### Description of the task
Your task is to give the listing below back word for word, pictures excluded.

··· Records supplied

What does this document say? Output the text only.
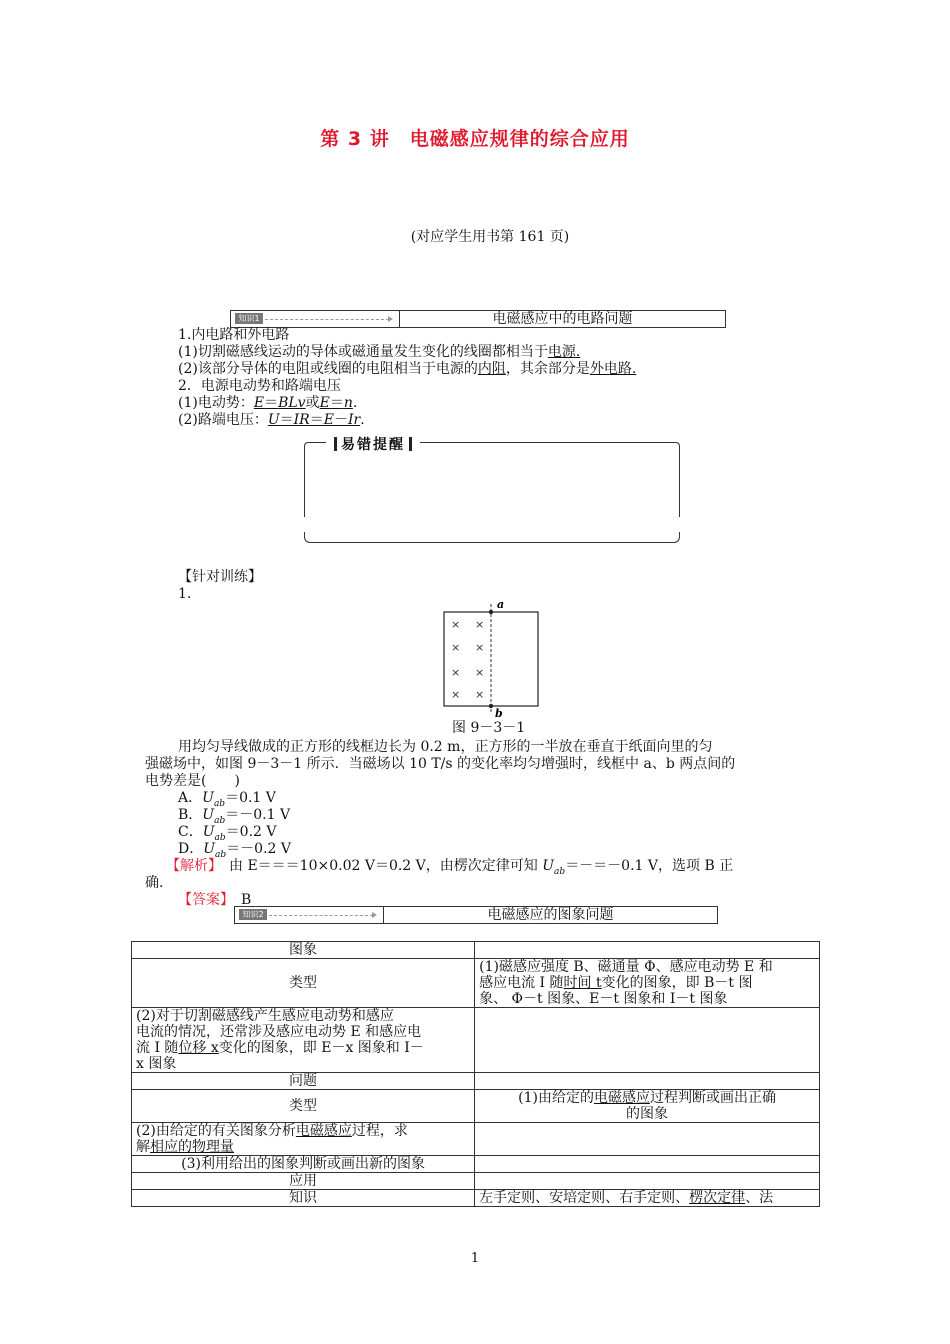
第 3 讲　电磁感应规律的综合应用
(对应学生用书第 161 页)
知识1	电磁感应中的电路问题
1.内电路和外电路
(1)切割磁感线运动的导体或磁通量发生变化的线圈都相当于电源.
(2)该部分导体的电阻或线圈的电阻相当于电源的内阻，其余部分是外电路.
2．电源电动势和路端电压
(1)电动势：E＝BLv或E＝n.
(2)路端电压：U＝IR＝E－Ir.
易错提醒
【针对训练】
1.
a
b
× ×
× ×
× ×
× ×
图 9－3－1
用均匀导线做成的正方形的线框边长为 0.2 m，正方形的一半放在垂直于纸面向里的匀
强磁场中，如图 9－3－1 所示．当磁场以 10 T/s 的变化率均匀增强时，线框中 a、b 两点间的
电势差是(　　)
A．$U_{ab}=0.1$ V
B．$U_{ab}=-0.1$ V
C．$U_{ab}=0.2$ V
D．$U_{ab}=-0.2$ V
【解析】　由 E＝＝＝10×0.02 V＝0.2 V，由楞次定律可知 $U_{ab}=-=-0.1$ V，选项 B 正
确.
【答案】　B
知识2	电磁感应的图象问题
图象	
类型	(1)磁感应强度 B、磁通量 Φ、感应电动势 E 和
感应电流 I 随时间 t变化的图象，即 B－t 图
象、 Φ－t 图象、E－t 图象和 I－t 图象

(2)对于切割磁感线产生感应电动势和感应
电流的情况，还常涉及感应电动势 E 和感应电
流 I 随位移 x变化的图象，即 E－x 图象和 I－
x 图象	

问题	
类型	(1)由给定的电磁感应过程判断或画出正确
的图象

(2)由给定的有关图象分析电磁感应过程，求
解相应的物理量	

(3)利用给出的图象判断或画出新的图象	
应用	
知识	左手定则、安培定则、右手定则、楞次定律、法
1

······

### Task output
What does this document say? Output the text only.
第 3 讲　电磁感应规律的综合应用
(对应学生用书第 161 页)
知识1	电磁感应中的电路问题
1.内电路和外电路
(1)切割磁感线运动的导体或磁通量发生变化的线圈都相当于电源.
(2)该部分导体的电阻或线圈的电阻相当于电源的内阻，其余部分是外电路.
2．电源电动势和路端电压
(1)电动势：E＝BLv或E＝n.
(2)路端电压：U＝IR＝E－Ir.
易错提醒
【针对训练】
1.
a
b
× ×
× ×
× ×
× ×
图 9－3－1
用均匀导线做成的正方形的线框边长为 0.2 m，正方形的一半放在垂直于纸面向里的匀
强磁场中，如图 9－3－1 所示．当磁场以 10 T/s 的变化率均匀增强时，线框中 a、b 两点间的
电势差是(　　)
A．$U_{ab}=0.1$ V
B．$U_{ab}=-0.1$ V
C．$U_{ab}=0.2$ V
D．$U_{ab}=-0.2$ V
【解析】　由 E＝＝＝10×0.02 V＝0.2 V，由楞次定律可知 $U_{ab}=-=-0.1$ V，选项 B 正
确.
【答案】　B
知识2	电磁感应的图象问题
图象	
类型	(1)磁感应强度 B、磁通量 Φ、感应电动势 E 和
感应电流 I 随时间 t变化的图象，即 B－t 图
象、 Φ－t 图象、E－t 图象和 I－t 图象

(2)对于切割磁感线产生感应电动势和感应
电流的情况，还常涉及感应电动势 E 和感应电
流 I 随位移 x变化的图象，即 E－x 图象和 I－
x 图象	

问题	
类型	(1)由给定的电磁感应过程判断或画出正确
的图象

(2)由给定的有关图象分析电磁感应过程，求
解相应的物理量	

(3)利用给出的图象判断或画出新的图象	
应用	
知识	左手定则、安培定则、右手定则、楞次定律、法
1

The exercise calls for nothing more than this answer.